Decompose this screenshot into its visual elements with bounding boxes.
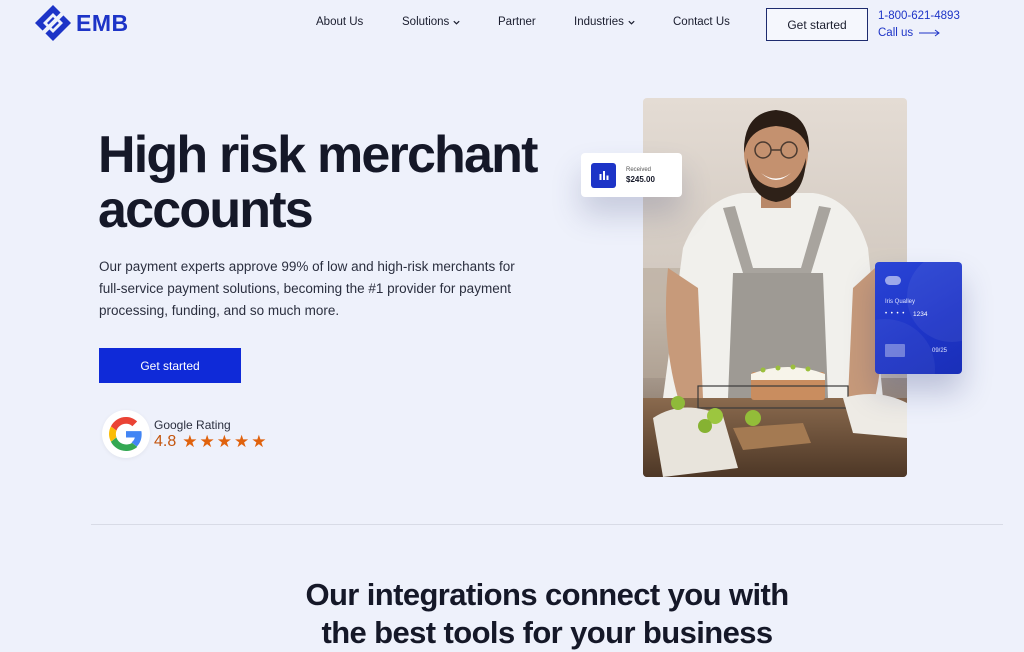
hero-get-started-button[interactable]: Get started <box>99 348 241 383</box>
rating-label: Google Rating <box>154 417 231 432</box>
chevron-down-icon <box>453 20 460 25</box>
star-icon: ★ <box>182 432 198 451</box>
bar-chart-icon <box>591 162 616 188</box>
rating-score: 4.8 <box>154 432 177 450</box>
main-nav: About Us Solutions Partner Industries Co… <box>0 16 1024 32</box>
star-icon: ★ <box>199 432 215 451</box>
rating-stars: ★ ★ ★ ★ ★ <box>182 433 268 450</box>
nav-label: Solutions <box>402 16 450 28</box>
card-toggle-icon <box>885 276 901 285</box>
nav-item-industries[interactable]: Industries <box>574 16 636 28</box>
integrations-title: Our integrations connect you with the be… <box>232 576 862 652</box>
integrations-title-line2: the best tools for your business <box>321 615 773 650</box>
received-amount: $245.00 <box>626 174 655 184</box>
hero-title: High risk merchant accounts <box>98 126 538 239</box>
arrow-right-icon <box>919 29 940 37</box>
card-chip-icon <box>885 344 905 357</box>
nav-item-contact-us[interactable]: Contact Us <box>673 16 730 28</box>
hero-photo-baker <box>643 98 907 477</box>
google-icon <box>109 417 142 451</box>
nav-item-about-us[interactable]: About Us <box>316 16 363 28</box>
call-us-label: Call us <box>878 27 914 39</box>
star-icon: ★ <box>251 432 267 451</box>
phone-number-link[interactable]: 1-800-621-4893 <box>878 10 960 22</box>
nav-label: About Us <box>316 16 364 28</box>
nav-label: Industries <box>574 16 624 28</box>
hero-description: Our payment experts approve 99% of low a… <box>99 259 515 318</box>
google-logo <box>102 410 150 458</box>
star-icon: ★ <box>216 432 232 451</box>
section-divider <box>91 524 1003 525</box>
nav-label: Contact Us <box>673 16 730 28</box>
nav-item-solutions[interactable]: Solutions <box>402 16 461 28</box>
nav-item-partner[interactable]: Partner <box>498 16 536 28</box>
received-label: Received <box>626 166 652 173</box>
card-last4: 1234 <box>913 311 928 318</box>
star-icon: ★ <box>234 432 250 451</box>
card-masked-digits: • • • • <box>885 311 906 317</box>
card-expiry: 09/25 <box>932 348 948 354</box>
chevron-down-icon <box>628 20 635 25</box>
card-holder-name: Iris Qualley <box>885 299 916 305</box>
integrations-title-line1: Our integrations connect you with <box>305 577 789 612</box>
call-us-link[interactable]: Call us <box>878 27 941 39</box>
received-payment-card: Received $245.00 <box>581 153 682 197</box>
nav-label: Partner <box>498 16 536 28</box>
credit-card-graphic: Iris Qualley • • • • 1234 09/25 <box>875 262 962 374</box>
google-rating: Google Rating 4.8 ★ ★ ★ ★ ★ <box>102 410 269 458</box>
header-get-started-button[interactable]: Get started <box>766 8 868 41</box>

• [WHAT NEEDS TO BE DONE]: Reproduce the rows above verbatim, starting at the line that contains "hero-get-started-button[interactable]: Get started" and ending at the line that contains "rating-score: 4.8 <box>154 432 177 450</box>", with both of those lines included.

• [EXPECTED ANSWER]:
hero-get-started-button[interactable]: Get started <box>99 348 241 383</box>
rating-label: Google Rating <box>154 417 231 432</box>
chevron-down-icon <box>453 20 460 25</box>
star-icon: ★ <box>182 432 198 451</box>
bar-chart-icon <box>591 162 616 188</box>
rating-score: 4.8 <box>154 432 177 450</box>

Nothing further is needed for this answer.